--- Start Exercise inputs ---
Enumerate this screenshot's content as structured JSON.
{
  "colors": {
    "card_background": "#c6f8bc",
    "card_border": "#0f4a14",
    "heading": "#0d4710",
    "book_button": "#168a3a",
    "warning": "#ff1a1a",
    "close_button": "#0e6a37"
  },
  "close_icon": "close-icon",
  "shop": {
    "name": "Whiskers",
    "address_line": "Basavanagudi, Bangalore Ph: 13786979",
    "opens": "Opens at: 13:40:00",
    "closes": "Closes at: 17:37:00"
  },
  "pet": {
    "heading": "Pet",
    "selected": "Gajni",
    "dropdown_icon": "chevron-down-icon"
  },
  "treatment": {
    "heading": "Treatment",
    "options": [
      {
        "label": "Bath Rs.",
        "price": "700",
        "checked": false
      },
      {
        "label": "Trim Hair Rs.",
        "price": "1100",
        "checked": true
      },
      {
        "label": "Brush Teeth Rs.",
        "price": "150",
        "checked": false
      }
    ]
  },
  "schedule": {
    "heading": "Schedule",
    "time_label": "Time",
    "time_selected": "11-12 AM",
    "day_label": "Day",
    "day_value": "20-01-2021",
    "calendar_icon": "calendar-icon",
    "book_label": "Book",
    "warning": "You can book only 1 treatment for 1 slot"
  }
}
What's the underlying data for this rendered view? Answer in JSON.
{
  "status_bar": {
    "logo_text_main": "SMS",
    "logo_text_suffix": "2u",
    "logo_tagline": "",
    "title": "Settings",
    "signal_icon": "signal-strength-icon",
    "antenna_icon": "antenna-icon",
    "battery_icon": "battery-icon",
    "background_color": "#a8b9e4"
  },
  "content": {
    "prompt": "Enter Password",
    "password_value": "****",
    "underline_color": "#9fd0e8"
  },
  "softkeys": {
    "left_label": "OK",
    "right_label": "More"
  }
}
--- End Exercise inputs ---
Exercise directions >> Transcribe all the entries, keeping each one exactly as it is.

The solution >>
Enumerate this screenshot's content as structured JSON.
{
  "colors": {
    "card_background": "#c6f8bc",
    "card_border": "#0f4a14",
    "heading": "#0d4710",
    "book_button": "#168a3a",
    "warning": "#ff1a1a",
    "close_button": "#0e6a37"
  },
  "close_icon": "close-icon",
  "shop": {
    "name": "Whiskers",
    "address_line": "Basavanagudi, Bangalore Ph: 13786979",
    "opens": "Opens at: 13:40:00",
    "closes": "Closes at: 17:37:00"
  },
  "pet": {
    "heading": "Pet",
    "selected": "Gajni",
    "dropdown_icon": "chevron-down-icon"
  },
  "treatment": {
    "heading": "Treatment",
    "options": [
      {
        "label": "Bath Rs.",
        "price": "700",
        "checked": false
      },
      {
        "label": "Trim Hair Rs.",
        "price": "1100",
        "checked": true
      },
      {
        "label": "Brush Teeth Rs.",
        "price": "150",
        "checked": false
      }
    ]
  },
  "schedule": {
    "heading": "Schedule",
    "time_label": "Time",
    "time_selected": "11-12 AM",
    "day_label": "Day",
    "day_value": "20-01-2021",
    "calendar_icon": "calendar-icon",
    "book_label": "Book",
    "warning": "You can book only 1 treatment for 1 slot"
  }
}
What's the underlying data for this rendered view? Answer in JSON.
{
  "status_bar": {
    "logo_text_main": "SMS",
    "logo_text_suffix": "2u",
    "logo_tagline": "",
    "title": "Settings",
    "signal_icon": "signal-strength-icon",
    "antenna_icon": "antenna-icon",
    "battery_icon": "battery-icon",
    "background_color": "#a8b9e4"
  },
  "content": {
    "prompt": "Enter Password",
    "password_value": "****",
    "underline_color": "#9fd0e8"
  },
  "softkeys": {
    "left_label": "OK",
    "right_label": "More"
  }
}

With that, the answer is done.